__Required work__: Repeat everything in the material exactly.
-- Begin Available records --
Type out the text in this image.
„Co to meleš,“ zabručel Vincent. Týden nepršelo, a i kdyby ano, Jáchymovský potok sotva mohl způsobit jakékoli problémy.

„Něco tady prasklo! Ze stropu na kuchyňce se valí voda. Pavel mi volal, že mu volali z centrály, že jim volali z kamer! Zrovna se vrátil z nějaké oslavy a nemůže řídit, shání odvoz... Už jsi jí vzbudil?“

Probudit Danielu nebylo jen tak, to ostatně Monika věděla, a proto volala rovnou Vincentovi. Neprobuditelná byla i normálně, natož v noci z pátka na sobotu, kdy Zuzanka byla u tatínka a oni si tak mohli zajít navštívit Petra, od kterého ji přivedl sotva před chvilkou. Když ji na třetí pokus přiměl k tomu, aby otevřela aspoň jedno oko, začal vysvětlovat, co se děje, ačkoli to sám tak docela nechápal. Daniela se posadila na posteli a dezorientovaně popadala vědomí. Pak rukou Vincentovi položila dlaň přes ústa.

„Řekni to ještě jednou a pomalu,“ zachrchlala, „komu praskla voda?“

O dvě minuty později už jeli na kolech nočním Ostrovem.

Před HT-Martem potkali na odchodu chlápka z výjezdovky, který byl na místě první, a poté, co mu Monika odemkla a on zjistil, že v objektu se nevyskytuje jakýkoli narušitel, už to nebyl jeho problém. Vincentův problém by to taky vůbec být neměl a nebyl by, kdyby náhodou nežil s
-- End Available records --
__Exercise answer__:
Type out the text in this image.
„Co to meleš,“ zabručel Vincent. Týden nepršelo, a i kdyby ano, Jáchymovský potok sotva mohl způsobit jakékoli problémy.

„Něco tady prasklo! Ze stropu na kuchyňce se valí voda. Pavel mi volal, že mu volali z centrály, že jim volali z kamer! Zrovna se vrátil z nějaké oslavy a nemůže řídit, shání odvoz... Už jsi jí vzbudil?“

Probudit Danielu nebylo jen tak, to ostatně Monika věděla, a proto volala rovnou Vincentovi. Neprobuditelná byla i normálně, natož v noci z pátka na sobotu, kdy Zuzanka byla u tatínka a oni si tak mohli zajít navštívit Petra, od kterého ji přivedl sotva před chvilkou. Když ji na třetí pokus přiměl k tomu, aby otevřela aspoň jedno oko, začal vysvětlovat, co se děje, ačkoli to sám tak docela nechápal. Daniela se posadila na posteli a dezorientovaně popadala vědomí. Pak rukou Vincentovi položila dlaň přes ústa.

„Řekni to ještě jednou a pomalu,“ zachrchlala, „komu praskla voda?“

O dvě minuty později už jeli na kolech nočním Ostrovem.

Před HT-Martem potkali na odchodu chlápka z výjezdovky, který byl na místě první, a poté, co mu Monika odemkla a on zjistil, že v objektu se nevyskytuje jakýkoli narušitel, už to nebyl jeho problém. Vincentův problém by to taky vůbec být neměl a nebyl by, kdyby náhodou nežil s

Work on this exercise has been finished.